[start Provided records]

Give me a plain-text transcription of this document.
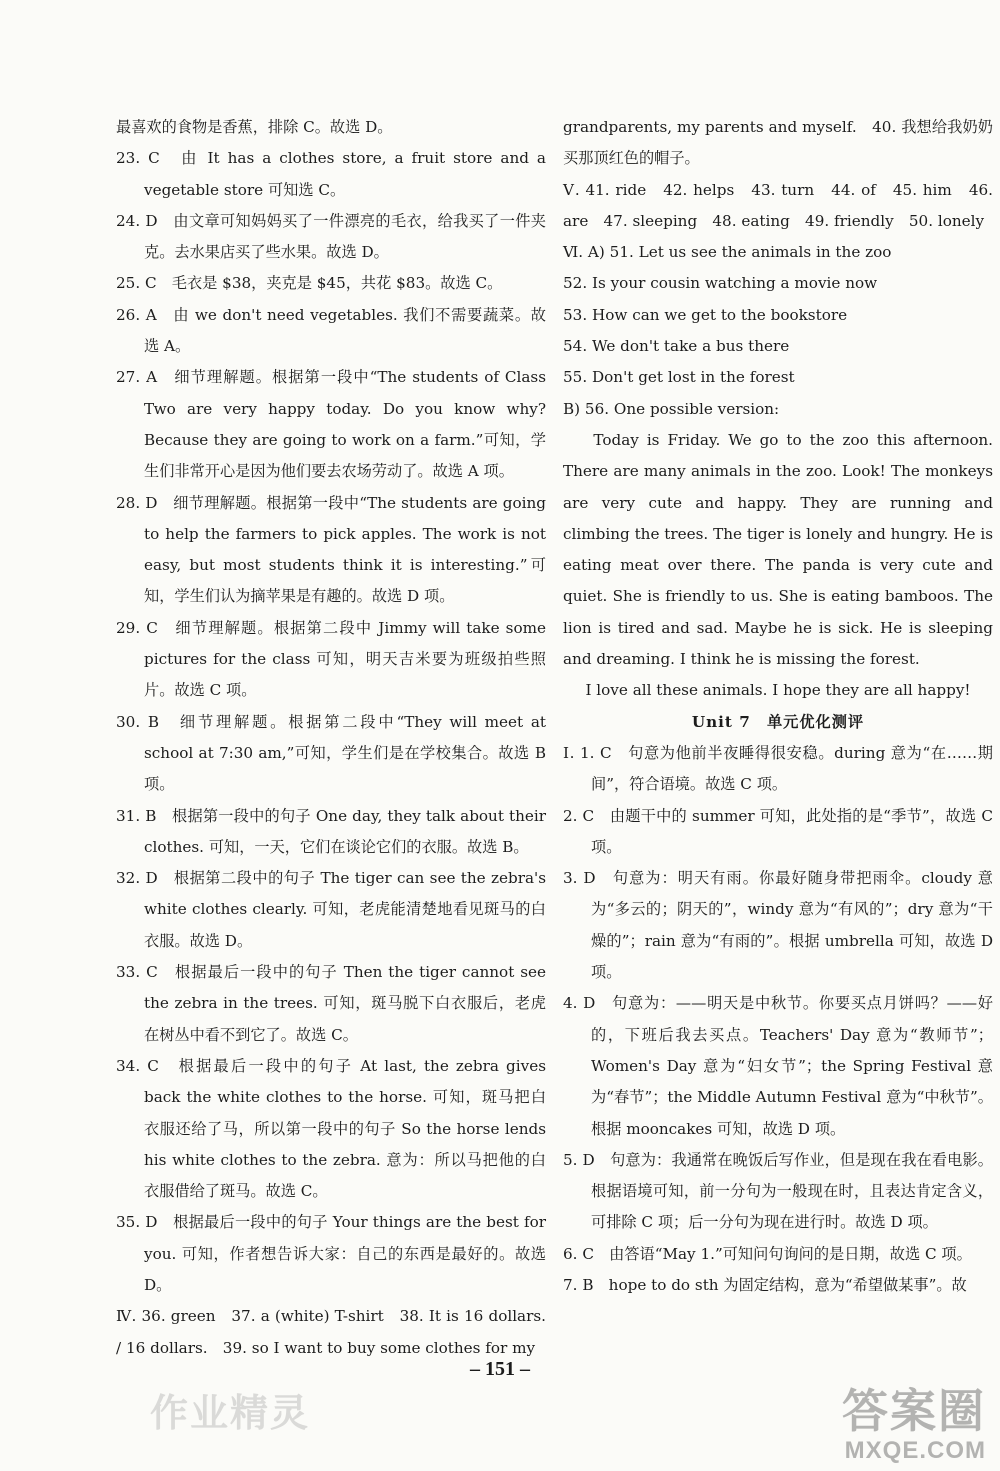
最喜欢的食物是香蕉，排除 C。故选 D。

23. C　由 It has a clothes store, a fruit store and a vegetable store 可知选 C。

24. D　由文章可知妈妈买了一件漂亮的毛衣，给我买了一件夹克。去水果店买了些水果。故选 D。

25. C　毛衣是 $38，夹克是 $45，共花 $83。故选 C。

26. A　由 we don't need vegetables. 我们不需要蔬菜。故选 A。

27. A　细节理解题。根据第一段中“The students of Class Two are very happy today. Do you know why? Because they are going to work on a farm.”可知，学生们非常开心是因为他们要去农场劳动了。故选 A 项。

28. D　细节理解题。根据第一段中“The students are going to help the farmers to pick apples. The work is not easy, but most students think it is interesting.”可知，学生们认为摘苹果是有趣的。故选 D 项。

29. C　细节理解题。根据第二段中 Jimmy will take some pictures for the class 可知，明天吉米要为班级拍些照片。故选 C 项。

30. B　细节理解题。根据第二段中“They will meet at school at 7:30 am,”可知，学生们是在学校集合。故选 B 项。

31. B　根据第一段中的句子 One day, they talk about their clothes. 可知，一天，它们在谈论它们的衣服。故选 B。

32. D　根据第二段中的句子 The tiger can see the zebra's white clothes clearly. 可知，老虎能清楚地看见斑马的白衣服。故选 D。

33. C　根据最后一段中的句子 Then the tiger cannot see the zebra in the trees. 可知，斑马脱下白衣服后，老虎在树丛中看不到它了。故选 C。

34. C　根据最后一段中的句子 At last, the zebra gives back the white clothes to the horse. 可知，斑马把白衣服还给了马，所以第一段中的句子 So the horse lends his white clothes to the zebra. 意为：所以马把他的白衣服借给了斑马。故选 C。

35. D　根据最后一段中的句子 Your things are the best for you. 可知，作者想告诉大家：自己的东西是最好的。故选 D。

Ⅳ. 36. green　37. a (white) T-shirt　38. It is 16 dollars. / 16 dollars.　39. so I want to buy some clothes for my

grandparents, my parents and myself.　40. 我想给我奶奶买那顶红色的帽子。

Ⅴ. 41. ride　42. helps　43. turn　44. of　45. him　46. are　47. sleeping　48. eating　49. friendly　50. lonely

Ⅵ. A) 51. Let us see the animals in the zoo

52. Is your cousin watching a movie now

53. How can we get to the bookstore

54. We don't take a bus there

55. Don't get lost in the forest

B) 56. One possible version:

Today is Friday. We go to the zoo this afternoon. There are many animals in the zoo. Look! The monkeys are very cute and happy. They are running and climbing the trees. The tiger is lonely and hungry. He is eating meat over there. The panda is very cute and quiet. She is friendly to us. She is eating bamboos. The lion is tired and sad. Maybe he is sick. He is sleeping and dreaming. I think he is missing the forest.

I love all these animals. I hope they are all happy!

Unit 7　单元优化测评

Ⅰ. 1. C　句意为他前半夜睡得很安稳。during 意为“在……期间”，符合语境。故选 C 项。

2. C　由题干中的 summer 可知，此处指的是“季节”，故选 C 项。

3. D　句意为：明天有雨。你最好随身带把雨伞。cloudy 意为“多云的；阴天的”，windy 意为“有风的”；dry 意为“干燥的”；rain 意为“有雨的”。根据 umbrella 可知，故选 D 项。

4. D　句意为：——明天是中秋节。你要买点月饼吗？——好的，下班后我去买点。Teachers' Day 意为“教师节”；Women's Day 意为“妇女节”；the Spring Festival 意为“春节”；the Middle Autumn Festival 意为“中秋节”。根据 mooncakes 可知，故选 D 项。

5. D　句意为：我通常在晚饭后写作业，但是现在我在看电影。根据语境可知，前一分句为一般现在时，且表达肯定含义，可排除 C 项；后一分句为现在进行时。故选 D 项。

6. C　由答语“May 1.”可知问句询问的是日期，故选 C 项。

7. B　hope to do sth 为固定结构，意为“希望做某事”。故

– 151 –
作业精灵	答案圈
MXQE.COM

[end Provided records]

[Work to be completed]
Identify how many lines in the entries above include the string "this", then state that number alone.

[Written response]
2